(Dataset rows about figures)
▼

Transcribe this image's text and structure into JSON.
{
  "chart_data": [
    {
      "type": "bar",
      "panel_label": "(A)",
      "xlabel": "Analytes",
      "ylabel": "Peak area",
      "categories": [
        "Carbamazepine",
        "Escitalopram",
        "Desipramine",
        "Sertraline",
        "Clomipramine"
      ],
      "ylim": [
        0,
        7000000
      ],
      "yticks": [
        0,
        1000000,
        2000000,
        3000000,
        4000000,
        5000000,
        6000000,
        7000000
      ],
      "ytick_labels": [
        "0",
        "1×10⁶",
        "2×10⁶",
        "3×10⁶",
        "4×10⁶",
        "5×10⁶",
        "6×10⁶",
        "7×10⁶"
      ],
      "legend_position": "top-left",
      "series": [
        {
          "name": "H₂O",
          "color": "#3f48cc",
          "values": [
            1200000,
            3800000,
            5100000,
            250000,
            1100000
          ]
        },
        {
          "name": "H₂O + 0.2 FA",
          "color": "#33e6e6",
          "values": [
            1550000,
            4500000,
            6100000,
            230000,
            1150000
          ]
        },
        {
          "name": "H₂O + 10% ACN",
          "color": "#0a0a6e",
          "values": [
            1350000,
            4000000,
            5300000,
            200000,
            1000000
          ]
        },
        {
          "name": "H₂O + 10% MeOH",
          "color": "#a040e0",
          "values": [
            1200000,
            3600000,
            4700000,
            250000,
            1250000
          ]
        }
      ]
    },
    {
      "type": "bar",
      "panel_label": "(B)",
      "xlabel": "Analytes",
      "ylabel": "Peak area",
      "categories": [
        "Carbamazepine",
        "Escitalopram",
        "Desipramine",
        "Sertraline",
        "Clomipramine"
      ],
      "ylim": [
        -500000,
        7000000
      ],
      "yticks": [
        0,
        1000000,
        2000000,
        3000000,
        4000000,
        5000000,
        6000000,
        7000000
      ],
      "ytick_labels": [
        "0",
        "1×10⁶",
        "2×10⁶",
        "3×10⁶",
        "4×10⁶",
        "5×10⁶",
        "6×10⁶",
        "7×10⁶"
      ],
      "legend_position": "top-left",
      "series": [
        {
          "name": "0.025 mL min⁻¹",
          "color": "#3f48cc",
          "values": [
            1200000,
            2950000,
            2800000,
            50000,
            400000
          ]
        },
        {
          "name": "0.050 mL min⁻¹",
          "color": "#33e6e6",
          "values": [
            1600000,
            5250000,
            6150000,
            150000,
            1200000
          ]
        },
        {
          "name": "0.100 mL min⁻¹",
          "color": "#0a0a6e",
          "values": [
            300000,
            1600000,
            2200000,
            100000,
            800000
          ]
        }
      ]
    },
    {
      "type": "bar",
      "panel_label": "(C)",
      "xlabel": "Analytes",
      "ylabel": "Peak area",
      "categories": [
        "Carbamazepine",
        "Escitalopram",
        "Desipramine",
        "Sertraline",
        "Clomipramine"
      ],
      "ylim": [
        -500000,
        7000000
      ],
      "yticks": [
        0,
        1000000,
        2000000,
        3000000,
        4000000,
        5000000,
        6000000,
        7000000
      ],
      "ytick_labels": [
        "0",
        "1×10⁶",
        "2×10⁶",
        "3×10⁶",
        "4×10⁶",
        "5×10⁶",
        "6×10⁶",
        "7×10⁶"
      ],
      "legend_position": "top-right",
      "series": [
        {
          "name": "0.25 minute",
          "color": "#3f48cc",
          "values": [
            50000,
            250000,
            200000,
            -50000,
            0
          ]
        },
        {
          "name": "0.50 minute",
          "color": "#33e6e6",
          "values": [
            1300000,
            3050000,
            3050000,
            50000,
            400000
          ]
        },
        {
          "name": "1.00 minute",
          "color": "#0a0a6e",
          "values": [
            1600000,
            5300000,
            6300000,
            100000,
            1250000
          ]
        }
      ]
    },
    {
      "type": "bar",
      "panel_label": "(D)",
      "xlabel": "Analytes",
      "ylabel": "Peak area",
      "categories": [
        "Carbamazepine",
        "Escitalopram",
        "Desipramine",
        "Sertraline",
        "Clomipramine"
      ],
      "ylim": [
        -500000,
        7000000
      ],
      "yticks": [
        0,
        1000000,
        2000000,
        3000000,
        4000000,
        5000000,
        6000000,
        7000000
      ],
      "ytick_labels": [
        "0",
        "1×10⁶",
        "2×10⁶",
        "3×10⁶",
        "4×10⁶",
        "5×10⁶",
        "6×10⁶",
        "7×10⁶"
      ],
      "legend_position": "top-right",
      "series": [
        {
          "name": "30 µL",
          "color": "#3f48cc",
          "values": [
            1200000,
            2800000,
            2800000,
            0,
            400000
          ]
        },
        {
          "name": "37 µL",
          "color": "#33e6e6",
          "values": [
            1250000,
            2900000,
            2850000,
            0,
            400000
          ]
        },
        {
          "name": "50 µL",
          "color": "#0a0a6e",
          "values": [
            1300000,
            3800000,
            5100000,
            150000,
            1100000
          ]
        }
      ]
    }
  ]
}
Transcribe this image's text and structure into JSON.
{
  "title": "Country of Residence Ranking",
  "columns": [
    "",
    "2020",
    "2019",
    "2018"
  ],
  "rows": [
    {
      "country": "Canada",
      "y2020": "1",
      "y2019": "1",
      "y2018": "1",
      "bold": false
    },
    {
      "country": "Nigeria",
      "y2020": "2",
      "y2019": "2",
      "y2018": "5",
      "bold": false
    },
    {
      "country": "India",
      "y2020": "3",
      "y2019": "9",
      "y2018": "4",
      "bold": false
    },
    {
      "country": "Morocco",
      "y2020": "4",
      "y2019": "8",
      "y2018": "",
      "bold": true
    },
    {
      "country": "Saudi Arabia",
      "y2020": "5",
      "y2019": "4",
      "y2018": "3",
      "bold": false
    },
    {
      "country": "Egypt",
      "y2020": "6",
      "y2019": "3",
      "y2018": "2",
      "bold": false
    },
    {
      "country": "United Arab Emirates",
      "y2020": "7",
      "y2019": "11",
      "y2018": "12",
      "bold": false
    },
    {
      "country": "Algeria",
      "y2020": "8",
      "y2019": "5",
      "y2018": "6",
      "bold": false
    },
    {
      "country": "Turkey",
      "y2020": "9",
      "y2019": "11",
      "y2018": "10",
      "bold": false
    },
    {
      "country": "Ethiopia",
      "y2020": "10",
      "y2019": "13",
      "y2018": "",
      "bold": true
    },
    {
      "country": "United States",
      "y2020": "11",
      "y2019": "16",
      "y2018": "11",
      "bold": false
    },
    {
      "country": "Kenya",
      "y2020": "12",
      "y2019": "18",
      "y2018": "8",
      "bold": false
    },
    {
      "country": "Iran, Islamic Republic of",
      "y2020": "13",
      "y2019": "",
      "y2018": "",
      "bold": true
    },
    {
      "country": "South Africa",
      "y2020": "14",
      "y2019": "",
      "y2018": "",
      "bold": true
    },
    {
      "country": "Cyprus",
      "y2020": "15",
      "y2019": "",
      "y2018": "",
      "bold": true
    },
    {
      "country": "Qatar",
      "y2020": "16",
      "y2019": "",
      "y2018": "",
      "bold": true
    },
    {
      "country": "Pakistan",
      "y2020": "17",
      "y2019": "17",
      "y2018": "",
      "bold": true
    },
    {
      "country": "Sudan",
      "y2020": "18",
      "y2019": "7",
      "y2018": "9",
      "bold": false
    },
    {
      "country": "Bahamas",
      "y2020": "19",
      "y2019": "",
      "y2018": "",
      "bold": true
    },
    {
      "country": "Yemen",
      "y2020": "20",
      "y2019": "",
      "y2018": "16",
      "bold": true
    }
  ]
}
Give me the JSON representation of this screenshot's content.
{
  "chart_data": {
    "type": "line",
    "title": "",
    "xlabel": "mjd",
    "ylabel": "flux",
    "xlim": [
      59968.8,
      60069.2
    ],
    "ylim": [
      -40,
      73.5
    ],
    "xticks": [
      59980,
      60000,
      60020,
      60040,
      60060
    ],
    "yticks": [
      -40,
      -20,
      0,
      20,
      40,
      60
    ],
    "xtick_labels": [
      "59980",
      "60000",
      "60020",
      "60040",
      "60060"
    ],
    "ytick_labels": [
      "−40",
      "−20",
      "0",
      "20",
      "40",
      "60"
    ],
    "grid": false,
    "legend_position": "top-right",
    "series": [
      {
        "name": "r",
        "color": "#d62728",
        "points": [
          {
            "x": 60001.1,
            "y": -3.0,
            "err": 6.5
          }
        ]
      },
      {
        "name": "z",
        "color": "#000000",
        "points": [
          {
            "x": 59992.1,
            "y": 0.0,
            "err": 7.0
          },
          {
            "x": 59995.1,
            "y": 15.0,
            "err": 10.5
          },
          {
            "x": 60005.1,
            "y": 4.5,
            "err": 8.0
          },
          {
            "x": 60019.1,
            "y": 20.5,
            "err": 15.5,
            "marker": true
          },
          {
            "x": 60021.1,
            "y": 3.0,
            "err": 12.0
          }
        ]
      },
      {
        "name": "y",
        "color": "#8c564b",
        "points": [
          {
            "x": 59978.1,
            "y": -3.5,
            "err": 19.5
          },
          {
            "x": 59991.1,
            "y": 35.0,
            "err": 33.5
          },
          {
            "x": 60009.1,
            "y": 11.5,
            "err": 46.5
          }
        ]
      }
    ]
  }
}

▲

• What you should do: Look through the entries above; copy each line where the string "minute" appears.

• Written response:
          "name": "0.25 minute",
          "name": "0.50 minute",
          "name": "1.00 minute",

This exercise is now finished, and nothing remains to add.